[Data listing]
***

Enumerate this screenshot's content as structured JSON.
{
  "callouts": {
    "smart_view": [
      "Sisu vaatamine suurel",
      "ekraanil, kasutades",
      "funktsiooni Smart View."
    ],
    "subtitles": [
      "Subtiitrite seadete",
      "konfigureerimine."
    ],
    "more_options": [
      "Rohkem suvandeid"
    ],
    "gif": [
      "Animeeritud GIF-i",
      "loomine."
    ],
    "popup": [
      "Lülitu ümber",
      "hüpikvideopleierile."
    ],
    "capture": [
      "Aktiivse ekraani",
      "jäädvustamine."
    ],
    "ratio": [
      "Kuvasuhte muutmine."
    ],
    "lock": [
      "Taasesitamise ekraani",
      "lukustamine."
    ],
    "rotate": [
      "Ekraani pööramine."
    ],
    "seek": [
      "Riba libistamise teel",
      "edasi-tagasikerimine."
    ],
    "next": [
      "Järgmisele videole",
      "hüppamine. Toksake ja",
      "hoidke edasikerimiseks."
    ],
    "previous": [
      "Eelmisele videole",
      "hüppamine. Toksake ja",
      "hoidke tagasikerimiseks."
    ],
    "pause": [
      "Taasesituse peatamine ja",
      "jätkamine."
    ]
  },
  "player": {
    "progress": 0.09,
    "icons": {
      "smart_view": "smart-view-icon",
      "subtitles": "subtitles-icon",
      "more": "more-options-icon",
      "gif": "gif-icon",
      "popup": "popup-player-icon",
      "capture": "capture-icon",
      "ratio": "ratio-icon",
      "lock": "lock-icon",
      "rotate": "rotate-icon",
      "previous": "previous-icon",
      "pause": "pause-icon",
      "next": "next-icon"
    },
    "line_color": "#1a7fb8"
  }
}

***

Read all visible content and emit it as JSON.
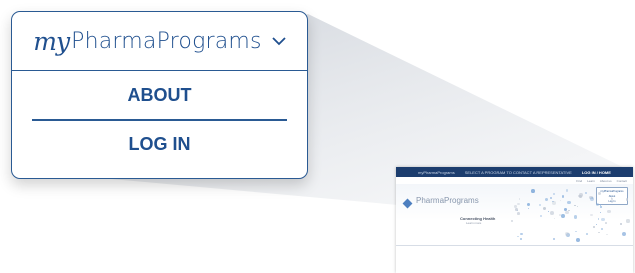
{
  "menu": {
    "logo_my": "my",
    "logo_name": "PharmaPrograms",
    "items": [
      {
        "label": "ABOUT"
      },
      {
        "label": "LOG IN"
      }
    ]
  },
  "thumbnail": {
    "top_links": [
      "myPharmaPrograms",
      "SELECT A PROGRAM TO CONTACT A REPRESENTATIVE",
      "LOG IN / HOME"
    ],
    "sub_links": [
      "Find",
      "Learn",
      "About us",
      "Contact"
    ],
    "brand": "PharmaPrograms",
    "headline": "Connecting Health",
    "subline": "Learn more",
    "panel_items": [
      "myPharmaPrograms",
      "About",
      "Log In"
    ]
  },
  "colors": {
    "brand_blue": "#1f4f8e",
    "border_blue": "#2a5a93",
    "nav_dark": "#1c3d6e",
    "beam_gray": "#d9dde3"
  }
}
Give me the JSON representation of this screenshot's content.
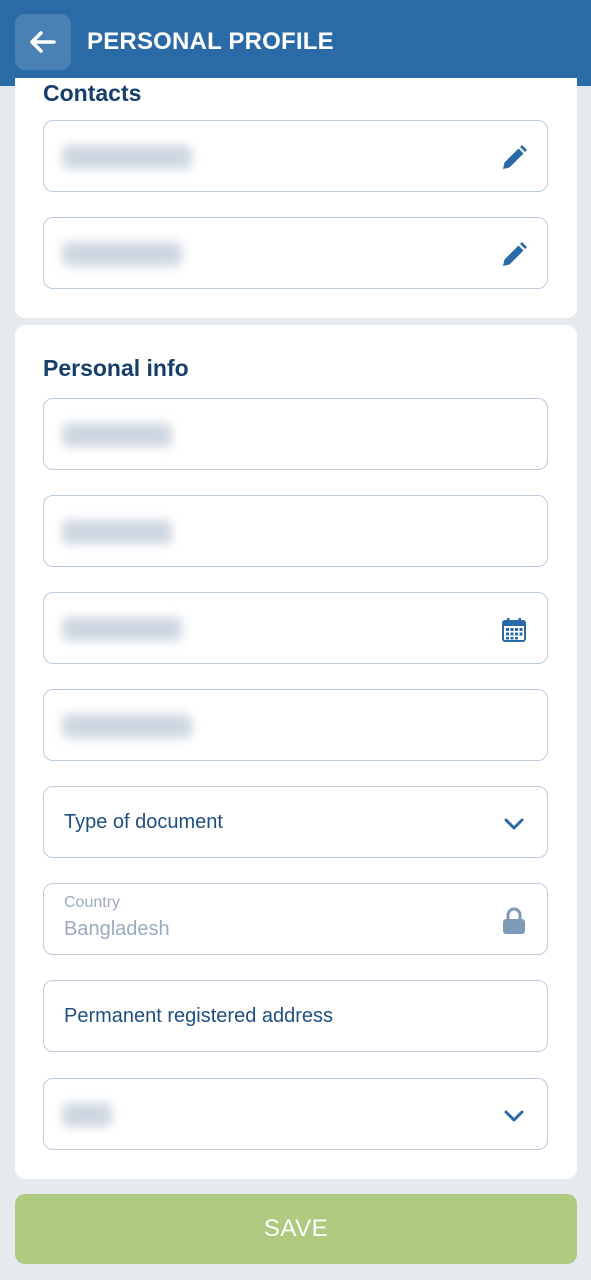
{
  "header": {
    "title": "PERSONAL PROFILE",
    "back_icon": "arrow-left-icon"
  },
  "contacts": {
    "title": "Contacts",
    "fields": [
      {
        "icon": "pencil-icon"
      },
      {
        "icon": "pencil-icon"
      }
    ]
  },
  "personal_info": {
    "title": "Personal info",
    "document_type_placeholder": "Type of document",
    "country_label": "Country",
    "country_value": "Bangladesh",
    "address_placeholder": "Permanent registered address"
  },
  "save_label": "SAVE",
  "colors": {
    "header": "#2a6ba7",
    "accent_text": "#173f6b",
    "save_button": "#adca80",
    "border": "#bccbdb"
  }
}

***

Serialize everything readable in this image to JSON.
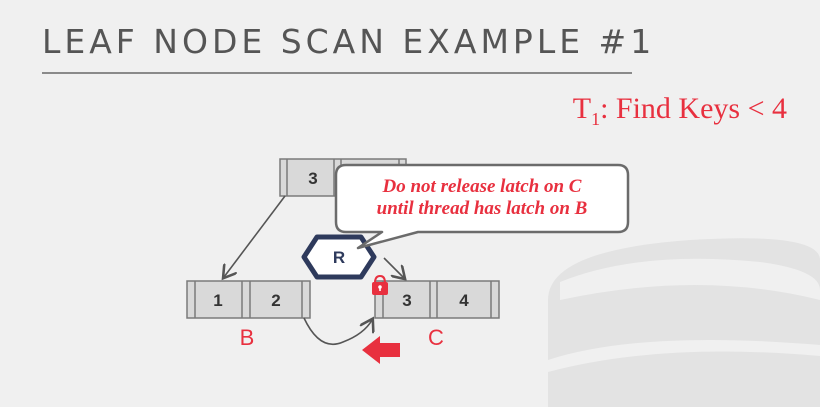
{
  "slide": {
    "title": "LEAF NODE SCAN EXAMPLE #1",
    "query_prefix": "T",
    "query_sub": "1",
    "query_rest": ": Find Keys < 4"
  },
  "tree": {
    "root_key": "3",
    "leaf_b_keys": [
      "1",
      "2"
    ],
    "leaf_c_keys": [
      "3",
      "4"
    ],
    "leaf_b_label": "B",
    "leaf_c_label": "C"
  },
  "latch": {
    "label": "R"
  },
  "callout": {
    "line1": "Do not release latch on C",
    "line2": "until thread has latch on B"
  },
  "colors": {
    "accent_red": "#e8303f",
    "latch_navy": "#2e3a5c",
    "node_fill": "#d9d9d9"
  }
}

***

Give the number of lines in the entries above that include the string "subtitles". No other output is expected.

→ IN RESPONSE
2